[Problem statement] Would you transcribe the whole listing exactly, minus its pictures?

Start of Extracted information

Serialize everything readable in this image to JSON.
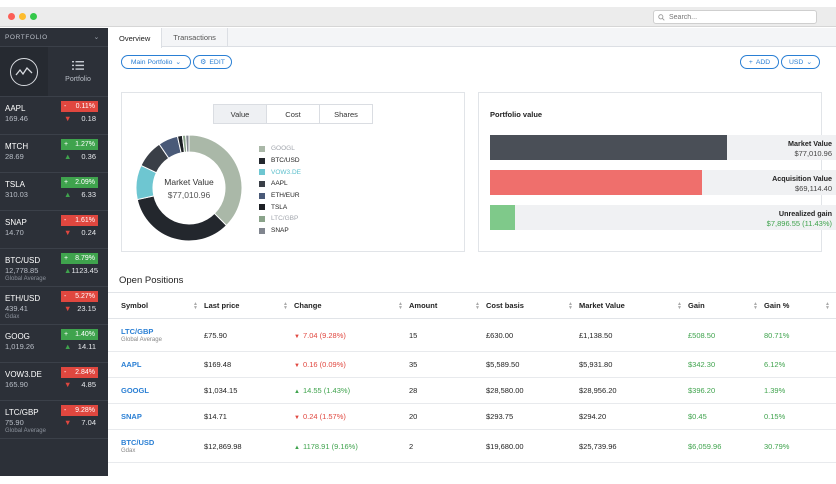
{
  "window": {
    "search_placeholder": "Search..."
  },
  "sidebar": {
    "header": "PORTFOLIO",
    "view_label": "Portfolio",
    "tickers": [
      {
        "symbol": "AAPL",
        "price": "169.46",
        "sub": "",
        "pct": "0.11%",
        "pct_dir": "down",
        "change": "0.18",
        "change_dir": "down"
      },
      {
        "symbol": "MTCH",
        "price": "28.69",
        "sub": "",
        "pct": "1.27%",
        "pct_dir": "up",
        "change": "0.36",
        "change_dir": "up"
      },
      {
        "symbol": "TSLA",
        "price": "310.03",
        "sub": "",
        "pct": "2.09%",
        "pct_dir": "up",
        "change": "6.33",
        "change_dir": "up"
      },
      {
        "symbol": "SNAP",
        "price": "14.70",
        "sub": "",
        "pct": "1.61%",
        "pct_dir": "down",
        "change": "0.24",
        "change_dir": "down"
      },
      {
        "symbol": "BTC/USD",
        "price": "12,778.85",
        "sub": "Global Average",
        "pct": "8.79%",
        "pct_dir": "up",
        "change": "1123.45",
        "change_dir": "up"
      },
      {
        "symbol": "ETH/USD",
        "price": "439.41",
        "sub": "Gdax",
        "pct": "5.27%",
        "pct_dir": "down",
        "change": "23.15",
        "change_dir": "down"
      },
      {
        "symbol": "GOOG",
        "price": "1,019.26",
        "sub": "",
        "pct": "1.40%",
        "pct_dir": "up",
        "change": "14.11",
        "change_dir": "up"
      },
      {
        "symbol": "VOW3.DE",
        "price": "165.90",
        "sub": "",
        "pct": "2.84%",
        "pct_dir": "down",
        "change": "4.85",
        "change_dir": "down"
      },
      {
        "symbol": "LTC/GBP",
        "price": "75.90",
        "sub": "Global Average",
        "pct": "9.28%",
        "pct_dir": "down",
        "change": "7.04",
        "change_dir": "down"
      }
    ]
  },
  "tabs": [
    "Overview",
    "Transactions"
  ],
  "toolbar": {
    "portfolio_select": "Main Portfolio",
    "edit_label": "EDIT",
    "add_label": "ADD",
    "currency": "USD"
  },
  "allocation": {
    "segments": [
      "Value",
      "Cost",
      "Shares"
    ],
    "active_segment": "Value",
    "center_label": "Market Value",
    "center_value": "$77,010.96",
    "slices": [
      {
        "name": "GOOGL",
        "share": 0.375,
        "color": "#aab8a8",
        "text_color": "#a2a6ad"
      },
      {
        "name": "BTC/USD",
        "share": 0.34,
        "color": "#23272d",
        "text_color": "#222222"
      },
      {
        "name": "VOW3.DE",
        "share": 0.105,
        "color": "#6ec6d1",
        "text_color": "#5bbfcc"
      },
      {
        "name": "AAPL",
        "share": 0.085,
        "color": "#3a3f47",
        "text_color": "#222222"
      },
      {
        "name": "ETH/EUR",
        "share": 0.06,
        "color": "#4a5a78",
        "text_color": "#222222"
      },
      {
        "name": "TSLA",
        "share": 0.015,
        "color": "#1c1f24",
        "text_color": "#222222"
      },
      {
        "name": "LTC/GBP",
        "share": 0.01,
        "color": "#8aa38a",
        "text_color": "#a2a6ad"
      },
      {
        "name": "SNAP",
        "share": 0.01,
        "color": "#80858e",
        "text_color": "#222222"
      }
    ]
  },
  "portfolio_value": {
    "title": "Portfolio value",
    "rows": [
      {
        "label": "Market Value",
        "value": "$77,010.96",
        "fraction": 0.685,
        "color": "#4a4f57",
        "value_color": "#444444"
      },
      {
        "label": "Acquisition Value",
        "value": "$69,114.40",
        "fraction": 0.614,
        "color": "#ef6f6c",
        "value_color": "#444444"
      },
      {
        "label": "Unrealized gain",
        "value": "$7,896.55 (11.43%)",
        "fraction": 0.071,
        "color": "#7fc98a",
        "value_color": "#3fa34d"
      }
    ]
  },
  "positions": {
    "title": "Open Positions",
    "columns": [
      "Symbol",
      "Last price",
      "Change",
      "Amount",
      "Cost basis",
      "Market Value",
      "Gain",
      "Gain %"
    ],
    "rows": [
      {
        "symbol": "LTC/GBP",
        "sub": "Global Average",
        "last": "£75.90",
        "change": "7.04 (9.28%)",
        "dir": "down",
        "amount": "15",
        "cost": "£630.00",
        "market": "£1,138.50",
        "gain": "£508.50",
        "gain_pct": "80.71%"
      },
      {
        "symbol": "AAPL",
        "sub": "",
        "last": "$169.48",
        "change": "0.16 (0.09%)",
        "dir": "down",
        "amount": "35",
        "cost": "$5,589.50",
        "market": "$5,931.80",
        "gain": "$342.30",
        "gain_pct": "6.12%"
      },
      {
        "symbol": "GOOGL",
        "sub": "",
        "last": "$1,034.15",
        "change": "14.55 (1.43%)",
        "dir": "up",
        "amount": "28",
        "cost": "$28,580.00",
        "market": "$28,956.20",
        "gain": "$396.20",
        "gain_pct": "1.39%"
      },
      {
        "symbol": "SNAP",
        "sub": "",
        "last": "$14.71",
        "change": "0.24 (1.57%)",
        "dir": "down",
        "amount": "20",
        "cost": "$293.75",
        "market": "$294.20",
        "gain": "$0.45",
        "gain_pct": "0.15%"
      },
      {
        "symbol": "BTC/USD",
        "sub": "Gdax",
        "last": "$12,869.98",
        "change": "1178.91 (9.16%)",
        "dir": "up",
        "amount": "2",
        "cost": "$19,680.00",
        "market": "$25,739.96",
        "gain": "$6,059.96",
        "gain_pct": "30.79%"
      }
    ]
  }
}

End of Extracted information

[Result for this task]
Serialize everything readable in this image to JSON.
{
  "window": {
    "search_placeholder": "Search..."
  },
  "sidebar": {
    "header": "PORTFOLIO",
    "view_label": "Portfolio",
    "tickers": [
      {
        "symbol": "AAPL",
        "price": "169.46",
        "sub": "",
        "pct": "0.11%",
        "pct_dir": "down",
        "change": "0.18",
        "change_dir": "down"
      },
      {
        "symbol": "MTCH",
        "price": "28.69",
        "sub": "",
        "pct": "1.27%",
        "pct_dir": "up",
        "change": "0.36",
        "change_dir": "up"
      },
      {
        "symbol": "TSLA",
        "price": "310.03",
        "sub": "",
        "pct": "2.09%",
        "pct_dir": "up",
        "change": "6.33",
        "change_dir": "up"
      },
      {
        "symbol": "SNAP",
        "price": "14.70",
        "sub": "",
        "pct": "1.61%",
        "pct_dir": "down",
        "change": "0.24",
        "change_dir": "down"
      },
      {
        "symbol": "BTC/USD",
        "price": "12,778.85",
        "sub": "Global Average",
        "pct": "8.79%",
        "pct_dir": "up",
        "change": "1123.45",
        "change_dir": "up"
      },
      {
        "symbol": "ETH/USD",
        "price": "439.41",
        "sub": "Gdax",
        "pct": "5.27%",
        "pct_dir": "down",
        "change": "23.15",
        "change_dir": "down"
      },
      {
        "symbol": "GOOG",
        "price": "1,019.26",
        "sub": "",
        "pct": "1.40%",
        "pct_dir": "up",
        "change": "14.11",
        "change_dir": "up"
      },
      {
        "symbol": "VOW3.DE",
        "price": "165.90",
        "sub": "",
        "pct": "2.84%",
        "pct_dir": "down",
        "change": "4.85",
        "change_dir": "down"
      },
      {
        "symbol": "LTC/GBP",
        "price": "75.90",
        "sub": "Global Average",
        "pct": "9.28%",
        "pct_dir": "down",
        "change": "7.04",
        "change_dir": "down"
      }
    ]
  },
  "tabs": [
    "Overview",
    "Transactions"
  ],
  "toolbar": {
    "portfolio_select": "Main Portfolio",
    "edit_label": "EDIT",
    "add_label": "ADD",
    "currency": "USD"
  },
  "allocation": {
    "segments": [
      "Value",
      "Cost",
      "Shares"
    ],
    "active_segment": "Value",
    "center_label": "Market Value",
    "center_value": "$77,010.96",
    "slices": [
      {
        "name": "GOOGL",
        "share": 0.375,
        "color": "#aab8a8",
        "text_color": "#a2a6ad"
      },
      {
        "name": "BTC/USD",
        "share": 0.34,
        "color": "#23272d",
        "text_color": "#222222"
      },
      {
        "name": "VOW3.DE",
        "share": 0.105,
        "color": "#6ec6d1",
        "text_color": "#5bbfcc"
      },
      {
        "name": "AAPL",
        "share": 0.085,
        "color": "#3a3f47",
        "text_color": "#222222"
      },
      {
        "name": "ETH/EUR",
        "share": 0.06,
        "color": "#4a5a78",
        "text_color": "#222222"
      },
      {
        "name": "TSLA",
        "share": 0.015,
        "color": "#1c1f24",
        "text_color": "#222222"
      },
      {
        "name": "LTC/GBP",
        "share": 0.01,
        "color": "#8aa38a",
        "text_color": "#a2a6ad"
      },
      {
        "name": "SNAP",
        "share": 0.01,
        "color": "#80858e",
        "text_color": "#222222"
      }
    ]
  },
  "portfolio_value": {
    "title": "Portfolio value",
    "rows": [
      {
        "label": "Market Value",
        "value": "$77,010.96",
        "fraction": 0.685,
        "color": "#4a4f57",
        "value_color": "#444444"
      },
      {
        "label": "Acquisition Value",
        "value": "$69,114.40",
        "fraction": 0.614,
        "color": "#ef6f6c",
        "value_color": "#444444"
      },
      {
        "label": "Unrealized gain",
        "value": "$7,896.55 (11.43%)",
        "fraction": 0.071,
        "color": "#7fc98a",
        "value_color": "#3fa34d"
      }
    ]
  },
  "positions": {
    "title": "Open Positions",
    "columns": [
      "Symbol",
      "Last price",
      "Change",
      "Amount",
      "Cost basis",
      "Market Value",
      "Gain",
      "Gain %"
    ],
    "rows": [
      {
        "symbol": "LTC/GBP",
        "sub": "Global Average",
        "last": "£75.90",
        "change": "7.04 (9.28%)",
        "dir": "down",
        "amount": "15",
        "cost": "£630.00",
        "market": "£1,138.50",
        "gain": "£508.50",
        "gain_pct": "80.71%"
      },
      {
        "symbol": "AAPL",
        "sub": "",
        "last": "$169.48",
        "change": "0.16 (0.09%)",
        "dir": "down",
        "amount": "35",
        "cost": "$5,589.50",
        "market": "$5,931.80",
        "gain": "$342.30",
        "gain_pct": "6.12%"
      },
      {
        "symbol": "GOOGL",
        "sub": "",
        "last": "$1,034.15",
        "change": "14.55 (1.43%)",
        "dir": "up",
        "amount": "28",
        "cost": "$28,580.00",
        "market": "$28,956.20",
        "gain": "$396.20",
        "gain_pct": "1.39%"
      },
      {
        "symbol": "SNAP",
        "sub": "",
        "last": "$14.71",
        "change": "0.24 (1.57%)",
        "dir": "down",
        "amount": "20",
        "cost": "$293.75",
        "market": "$294.20",
        "gain": "$0.45",
        "gain_pct": "0.15%"
      },
      {
        "symbol": "BTC/USD",
        "sub": "Gdax",
        "last": "$12,869.98",
        "change": "1178.91 (9.16%)",
        "dir": "up",
        "amount": "2",
        "cost": "$19,680.00",
        "market": "$25,739.96",
        "gain": "$6,059.96",
        "gain_pct": "30.79%"
      }
    ]
  }
}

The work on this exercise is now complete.